▶ _PASSAGE TO READ_
○ ○ ○ ○ ○

Additionally, Park et al. proposed the Broadcast Message Authentication Network Function (BMANF) protocol, which enables UEs to ignore messages received from false base stations or avoid establishing connections with them by generating MACs based on group keys or public keys in the core network, base stations, and UEs [6]. However, cryptographic techniques required additional costs related to group key and certificate management, and attackers can obtain the generated MAC and retransmitted it. In this point, the identification of false base stations had obvious limitations.

Furthermore, Nakarmi et al. proposed a network rule-based false base station detection technique to identify cell identifiers that are compatible with 3GPP Radio Access Technologies (RATs) but unauthorized [7]. However, there was a lack of specific explanations for identifying false base stations that masqueraded as legitimate base stations in the same location, and the experiments were conducted in an LTE environment, limiting their applicability to the 5G system.

Lastly, machine learning-based false base station detection techniques have been proposed. Nakarmi et al. proposed a machine learning-based detection method based on Reference Signal Received Power (RSRP) [8], and Jin et al. proposed an approach using the well-known machine learning algorithm, lightGBM, to identify false base stations based on base station parameters [9]. However, both approaches were tested in previous generation mobile communication environments, and have limited application to the 5G system. Park et al. created false base station classification models using four machine learning algorithms (SVM, KNN, Decision Tree, Naive Bayes) in the 5G system. They used these models for detection and conducted a performance evaluation by comparing the performance of each algorithm [10]. The machine learning-based false base station detection technique proposed in their paper was tested in the 5G system. However, it showed limitations in detection when attackers broadcast signals with similar signal strength as legitimate base stations from the same location. While machine learning-based detection techniques demonstrated the most robust detection performance among the proposed methods, but they required high implementation costs, required a long training period for accurate machine learning-based detection, had to rely on MR, and imposed significant overhead. Therefore, it was evident that real-time detection posed a burden.

○ ○ ○ ○ ○

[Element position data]
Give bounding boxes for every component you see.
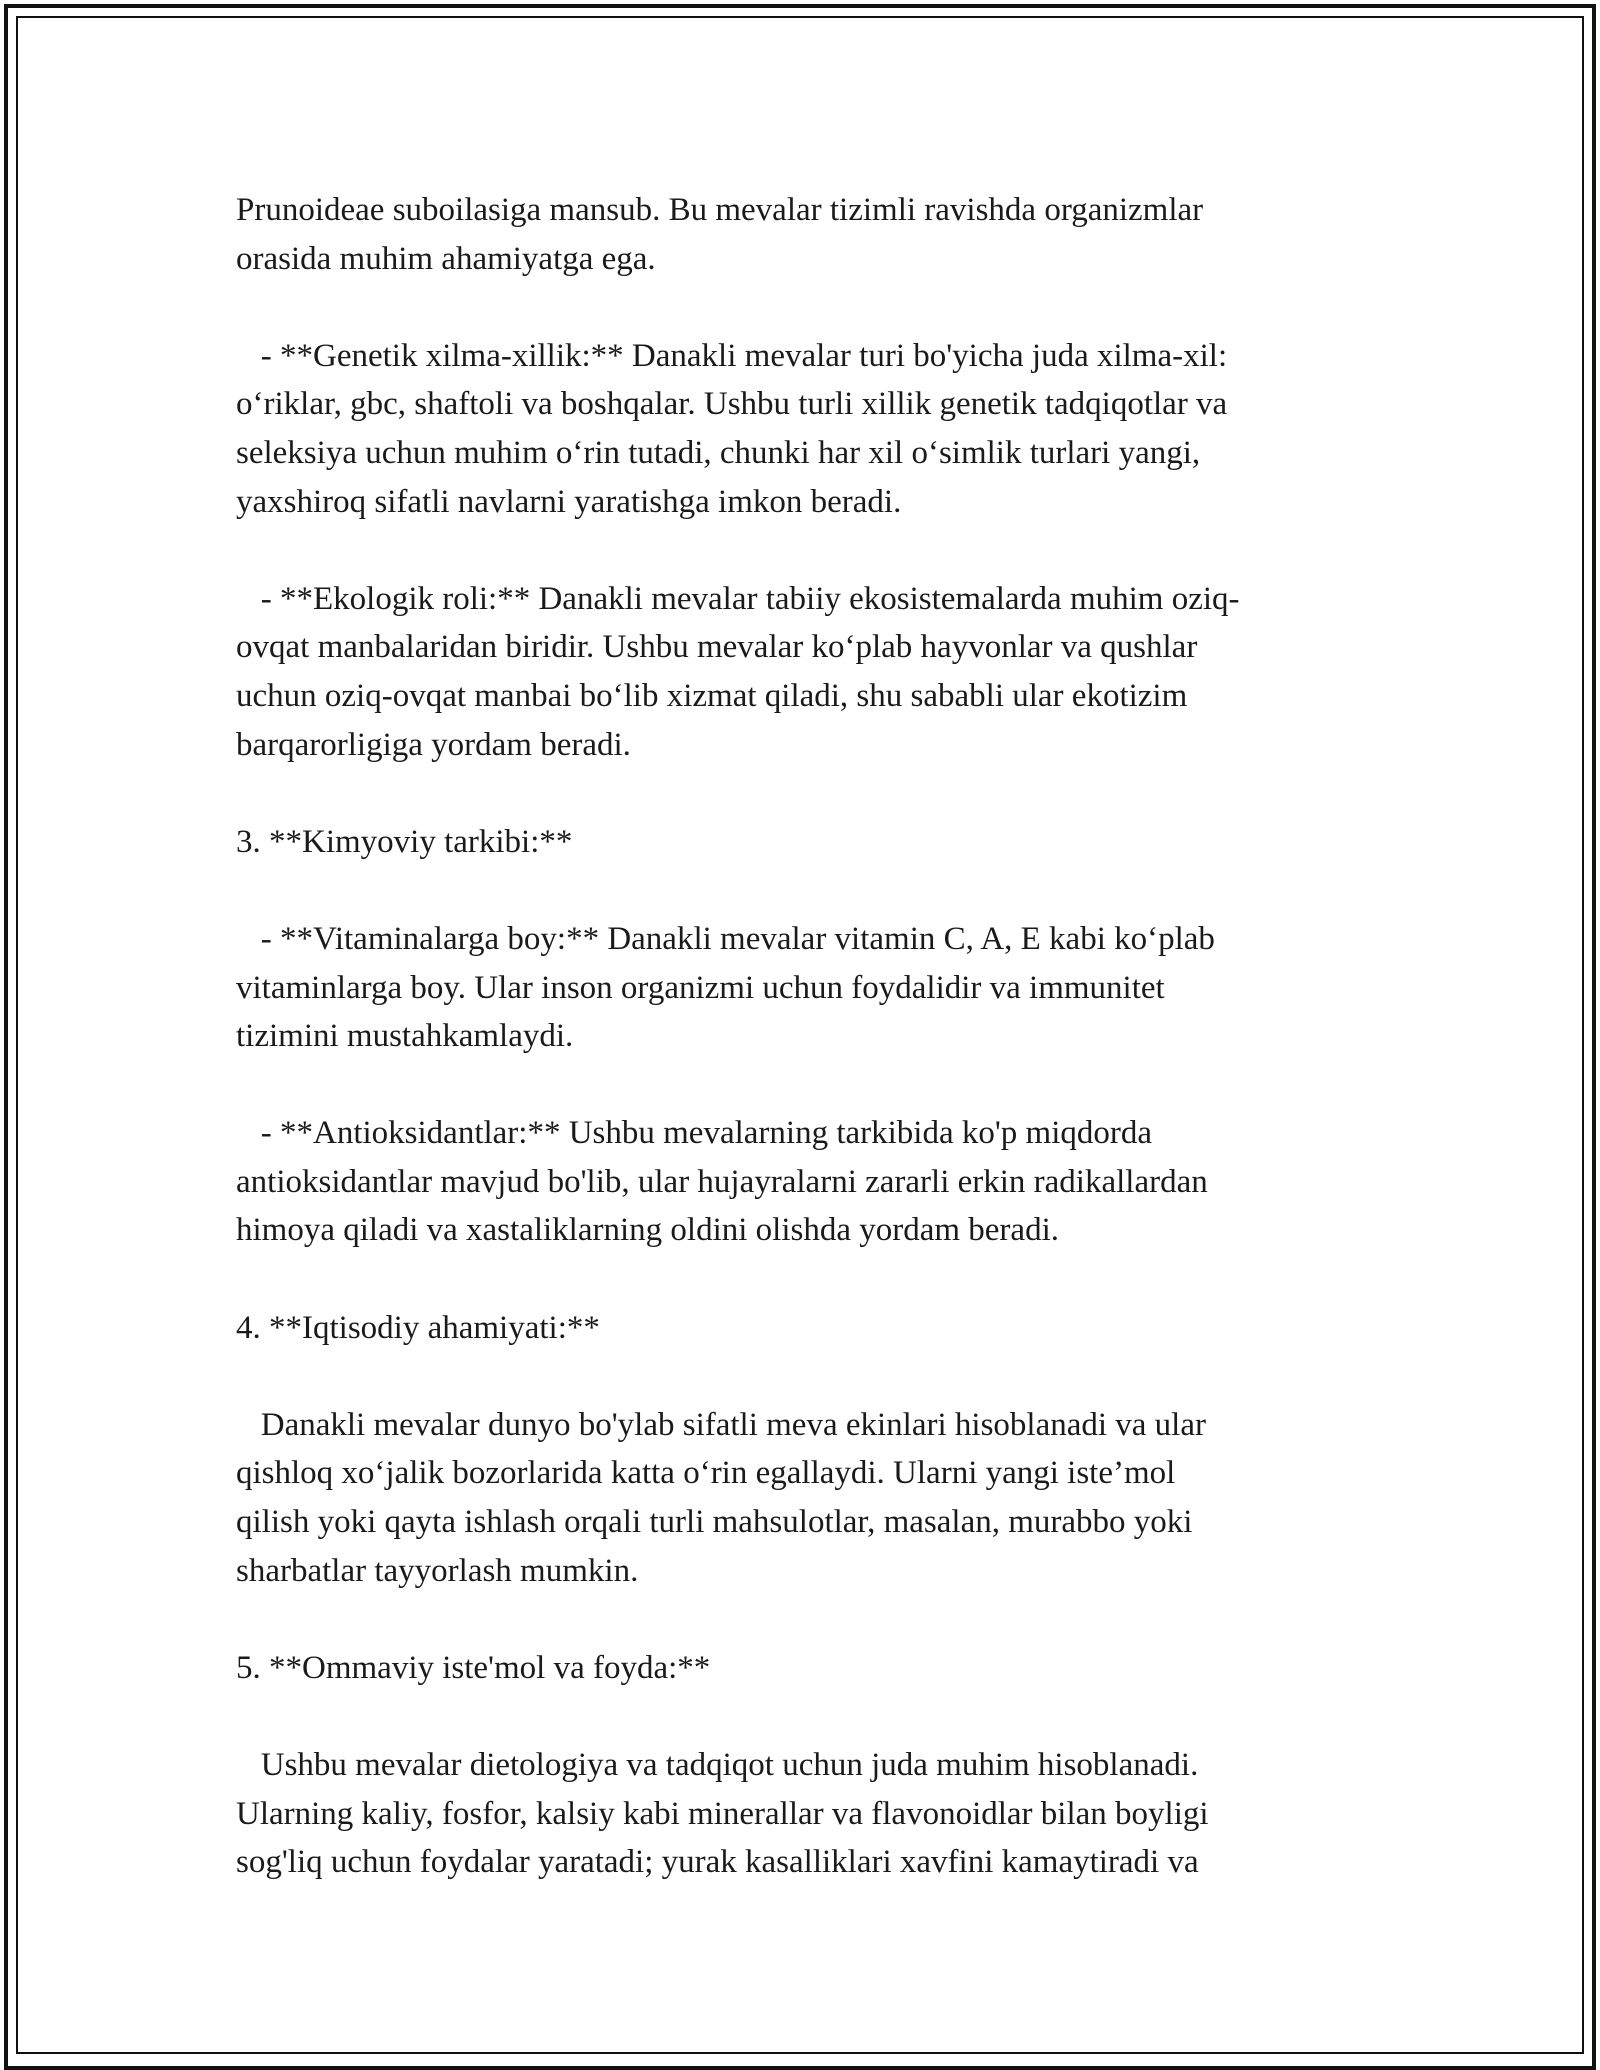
paragraph-intro: Prunoideae suboilasiga mansub. Bu mevalar tizimli ravishda organizmlar orasida muhim ahamiyatga ega. [236,192,1204,277]
paragraph-genetic-diversity: - **Genetik xilma-xillik:** Danakli mevalar turi bo'yicha juda xilma-xil: o‘riklar, gbc, shaftoli va boshqalar. Ushbu turli xillik genetik tadqiqotlar va seleksiya uchun muhim o‘rin tutadi, chunki har xil o‘simlik turlari yangi, yaxshiroq sifatli navlarni yaratishga imkon beradi. [236,337,1228,520]
heading-mass-consumption: 5. **Ommaviy iste'mol va foyda:** [236,1649,711,1686]
paragraph-consumption: Ushbu mevalar dietologiya va tadqiqot uchun juda muhim hisoblanadi. Ularning kaliy, fosfor, kalsiy kabi minerallar va flavonoidlar bilan boyligi sog'liq uchun foydalar yaratadi; yurak kasalliklari xavfini kamaytiradi va [236,1747,1209,1881]
heading-economic-importance: 4. **Iqtisodiy ahamiyati:** [236,1309,600,1346]
heading-chemical-composition: 3. **Kimyoviy tarkibi:** [236,823,573,860]
document-body [236,186,1366,1887]
paragraph-vitamins: - **Vitaminalarga boy:** Danakli mevalar vitamin C, A, E kabi ko‘plab vitaminlarga boy. Ular inson organizmi uchun foydalidir va immunitet tizimini mustahkamlaydi. [236,920,1215,1055]
paragraph-ecological-role: - **Ekologik roli:** Danakli mevalar tabiiy ekosistemalarda muhim oziq- ovqat manbalaridan biridir. Ushbu mevalar ko‘plab hayvonlar va qushlar uchun oziq-ovqat manbai bo‘lib xizmat qiladi, shu sababli ular ekotizim barqarorligiga yordam beradi. [236,580,1240,763]
paragraph-economic: Danakli mevalar dunyo bo'ylab sifatli meva ekinlari hisoblanadi va ular qishloq xo‘jalik bozorlarida katta o‘rin egallaydi. Ularni yangi iste’mol qilish yoki qayta ishlash orqali turli mahsulotlar, masalan, murabbo yoki sharbatlar tayyorlash mumkin. [236,1406,1206,1589]
paragraph-antioxidants: - **Antioksidantlar:** Ushbu mevalarning tarkibida ko'p miqdorda antioksidantlar mavjud bo'lib, ular hujayralarni zararli erkin radikallardan himoya qiladi va xastaliklarning oldini olishda yordam beradi. [236,1115,1208,1249]
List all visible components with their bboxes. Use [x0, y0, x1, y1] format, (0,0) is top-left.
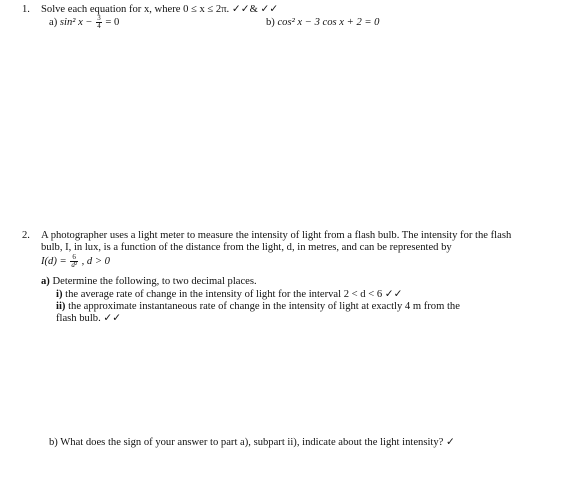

○ ○ ○ ○ ○

▶ _PROBLEM SET_
1. For each statement below, say whether it agrees with the passage on false base station detection. Answer yes or no, and quote the deciding words of the passage.
(a) The BMANF protocol generates MACs based on group keys or public keys.
(b) The network rule-based technique of Nakarmi et al. was tested in a 5G environment.
(c) Park et al. built classification models with four machine learning algorithms, including SVM and KNN.
2. Reproduce word for word the portion of the passage on false base station detection between "Furthermore, Nakarmi et" and "applicability to the 5G system.", inclusive.
3. According to the passage on false base station detection, which machine learning algorithm did Jin et al. use to identify false base stations?

▶ _SET OF ANSWERS_
1.
(a) Yes: "by generating MACs based on group keys or public keys in the core network, base stations, and UEs"
(b) No: "the experiments were conducted in an LTE environment, limiting their applicability to the 5G system"
(c) Yes: "using four machine learning algorithms (SVM, KNN, Decision Tree, Naive Bayes) in the 5G system"

2.
Furthermore, Nakarmi et al. proposed a network rule-based false base station detection technique to identify cell identifiers that are compatible with 3GPP Radio Access Technologies (RATs) but unauthorized [7]. However, there was a lack of specific explanations for identifying false base stations that masqueraded as legitimate base stations in the same location, and the experiments were conducted in an LTE environment, limiting their applicability to the 5G system.

3. lightGBM, applied to base station parameters.